**Instructions for the task**
Reproduce all of the data that follows, character for character.
══════
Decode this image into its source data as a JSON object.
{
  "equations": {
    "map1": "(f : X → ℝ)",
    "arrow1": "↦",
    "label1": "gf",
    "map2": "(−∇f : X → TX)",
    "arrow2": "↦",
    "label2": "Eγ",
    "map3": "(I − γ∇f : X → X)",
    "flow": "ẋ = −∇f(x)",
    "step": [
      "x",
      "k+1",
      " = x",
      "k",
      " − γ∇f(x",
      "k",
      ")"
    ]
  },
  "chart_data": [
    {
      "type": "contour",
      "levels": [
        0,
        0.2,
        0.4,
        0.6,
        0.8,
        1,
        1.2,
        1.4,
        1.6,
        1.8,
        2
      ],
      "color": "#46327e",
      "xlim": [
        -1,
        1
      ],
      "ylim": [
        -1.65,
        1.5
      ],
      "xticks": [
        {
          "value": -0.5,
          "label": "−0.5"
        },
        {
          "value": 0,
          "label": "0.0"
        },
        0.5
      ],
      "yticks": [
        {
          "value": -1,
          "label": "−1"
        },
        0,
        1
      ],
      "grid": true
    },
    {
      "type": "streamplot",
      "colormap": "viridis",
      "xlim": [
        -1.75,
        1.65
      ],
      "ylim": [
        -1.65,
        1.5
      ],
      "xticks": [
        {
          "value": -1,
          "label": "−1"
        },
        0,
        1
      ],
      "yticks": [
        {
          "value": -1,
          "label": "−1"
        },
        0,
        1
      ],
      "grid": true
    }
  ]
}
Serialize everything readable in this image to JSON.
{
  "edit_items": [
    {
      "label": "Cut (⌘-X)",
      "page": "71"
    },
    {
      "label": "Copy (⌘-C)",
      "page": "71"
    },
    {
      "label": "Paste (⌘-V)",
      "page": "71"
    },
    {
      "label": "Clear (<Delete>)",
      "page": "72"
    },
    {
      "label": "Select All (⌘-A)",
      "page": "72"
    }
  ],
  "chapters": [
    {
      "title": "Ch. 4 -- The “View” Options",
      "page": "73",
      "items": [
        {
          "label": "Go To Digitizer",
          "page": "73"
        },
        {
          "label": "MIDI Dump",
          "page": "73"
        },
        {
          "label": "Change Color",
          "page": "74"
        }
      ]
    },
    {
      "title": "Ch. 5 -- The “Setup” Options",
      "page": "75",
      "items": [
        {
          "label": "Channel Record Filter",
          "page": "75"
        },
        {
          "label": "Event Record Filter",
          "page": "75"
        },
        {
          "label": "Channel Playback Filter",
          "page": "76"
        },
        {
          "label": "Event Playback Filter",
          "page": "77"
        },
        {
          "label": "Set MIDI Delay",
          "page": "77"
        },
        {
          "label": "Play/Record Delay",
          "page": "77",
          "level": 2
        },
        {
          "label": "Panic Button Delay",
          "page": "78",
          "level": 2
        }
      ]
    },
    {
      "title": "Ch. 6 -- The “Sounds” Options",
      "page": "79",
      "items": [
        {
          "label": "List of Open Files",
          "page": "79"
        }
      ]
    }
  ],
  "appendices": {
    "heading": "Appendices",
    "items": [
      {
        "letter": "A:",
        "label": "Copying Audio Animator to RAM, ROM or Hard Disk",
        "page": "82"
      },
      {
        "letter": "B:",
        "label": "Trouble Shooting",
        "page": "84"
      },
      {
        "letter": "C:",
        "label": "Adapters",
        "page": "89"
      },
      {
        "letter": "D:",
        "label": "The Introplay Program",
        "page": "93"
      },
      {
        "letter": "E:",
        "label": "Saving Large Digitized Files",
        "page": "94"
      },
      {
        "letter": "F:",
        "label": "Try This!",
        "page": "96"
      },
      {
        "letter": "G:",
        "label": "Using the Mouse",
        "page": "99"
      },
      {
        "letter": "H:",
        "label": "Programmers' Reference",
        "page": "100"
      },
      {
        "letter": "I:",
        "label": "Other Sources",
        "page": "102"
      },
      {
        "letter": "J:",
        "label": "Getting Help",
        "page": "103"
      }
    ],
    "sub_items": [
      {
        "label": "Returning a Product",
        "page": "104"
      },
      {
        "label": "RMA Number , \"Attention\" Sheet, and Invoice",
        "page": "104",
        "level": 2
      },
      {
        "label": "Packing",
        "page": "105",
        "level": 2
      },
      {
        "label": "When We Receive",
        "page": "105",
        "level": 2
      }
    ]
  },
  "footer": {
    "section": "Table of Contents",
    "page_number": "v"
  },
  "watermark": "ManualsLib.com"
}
══════
**Answer for the task**
Decode this image into its source data as a JSON object.
{
  "equations": {
    "map1": "(f : X → ℝ)",
    "arrow1": "↦",
    "label1": "gf",
    "map2": "(−∇f : X → TX)",
    "arrow2": "↦",
    "label2": "Eγ",
    "map3": "(I − γ∇f : X → X)",
    "flow": "ẋ = −∇f(x)",
    "step": [
      "x",
      "k+1",
      " = x",
      "k",
      " − γ∇f(x",
      "k",
      ")"
    ]
  },
  "chart_data": [
    {
      "type": "contour",
      "levels": [
        0,
        0.2,
        0.4,
        0.6,
        0.8,
        1,
        1.2,
        1.4,
        1.6,
        1.8,
        2
      ],
      "color": "#46327e",
      "xlim": [
        -1,
        1
      ],
      "ylim": [
        -1.65,
        1.5
      ],
      "xticks": [
        {
          "value": -0.5,
          "label": "−0.5"
        },
        {
          "value": 0,
          "label": "0.0"
        },
        0.5
      ],
      "yticks": [
        {
          "value": -1,
          "label": "−1"
        },
        0,
        1
      ],
      "grid": true
    },
    {
      "type": "streamplot",
      "colormap": "viridis",
      "xlim": [
        -1.75,
        1.65
      ],
      "ylim": [
        -1.65,
        1.5
      ],
      "xticks": [
        {
          "value": -1,
          "label": "−1"
        },
        0,
        1
      ],
      "yticks": [
        {
          "value": -1,
          "label": "−1"
        },
        0,
        1
      ],
      "grid": true
    }
  ]
}
Serialize everything readable in this image to JSON.
{
  "edit_items": [
    {
      "label": "Cut (⌘-X)",
      "page": "71"
    },
    {
      "label": "Copy (⌘-C)",
      "page": "71"
    },
    {
      "label": "Paste (⌘-V)",
      "page": "71"
    },
    {
      "label": "Clear (<Delete>)",
      "page": "72"
    },
    {
      "label": "Select All (⌘-A)",
      "page": "72"
    }
  ],
  "chapters": [
    {
      "title": "Ch. 4 -- The “View” Options",
      "page": "73",
      "items": [
        {
          "label": "Go To Digitizer",
          "page": "73"
        },
        {
          "label": "MIDI Dump",
          "page": "73"
        },
        {
          "label": "Change Color",
          "page": "74"
        }
      ]
    },
    {
      "title": "Ch. 5 -- The “Setup” Options",
      "page": "75",
      "items": [
        {
          "label": "Channel Record Filter",
          "page": "75"
        },
        {
          "label": "Event Record Filter",
          "page": "75"
        },
        {
          "label": "Channel Playback Filter",
          "page": "76"
        },
        {
          "label": "Event Playback Filter",
          "page": "77"
        },
        {
          "label": "Set MIDI Delay",
          "page": "77"
        },
        {
          "label": "Play/Record Delay",
          "page": "77",
          "level": 2
        },
        {
          "label": "Panic Button Delay",
          "page": "78",
          "level": 2
        }
      ]
    },
    {
      "title": "Ch. 6 -- The “Sounds” Options",
      "page": "79",
      "items": [
        {
          "label": "List of Open Files",
          "page": "79"
        }
      ]
    }
  ],
  "appendices": {
    "heading": "Appendices",
    "items": [
      {
        "letter": "A:",
        "label": "Copying Audio Animator to RAM, ROM or Hard Disk",
        "page": "82"
      },
      {
        "letter": "B:",
        "label": "Trouble Shooting",
        "page": "84"
      },
      {
        "letter": "C:",
        "label": "Adapters",
        "page": "89"
      },
      {
        "letter": "D:",
        "label": "The Introplay Program",
        "page": "93"
      },
      {
        "letter": "E:",
        "label": "Saving Large Digitized Files",
        "page": "94"
      },
      {
        "letter": "F:",
        "label": "Try This!",
        "page": "96"
      },
      {
        "letter": "G:",
        "label": "Using the Mouse",
        "page": "99"
      },
      {
        "letter": "H:",
        "label": "Programmers' Reference",
        "page": "100"
      },
      {
        "letter": "I:",
        "label": "Other Sources",
        "page": "102"
      },
      {
        "letter": "J:",
        "label": "Getting Help",
        "page": "103"
      }
    ],
    "sub_items": [
      {
        "label": "Returning a Product",
        "page": "104"
      },
      {
        "label": "RMA Number , \"Attention\" Sheet, and Invoice",
        "page": "104",
        "level": 2
      },
      {
        "label": "Packing",
        "page": "105",
        "level": 2
      },
      {
        "label": "When We Receive",
        "page": "105",
        "level": 2
      }
    ]
  },
  "footer": {
    "section": "Table of Contents",
    "page_number": "v"
  },
  "watermark": "ManualsLib.com"
}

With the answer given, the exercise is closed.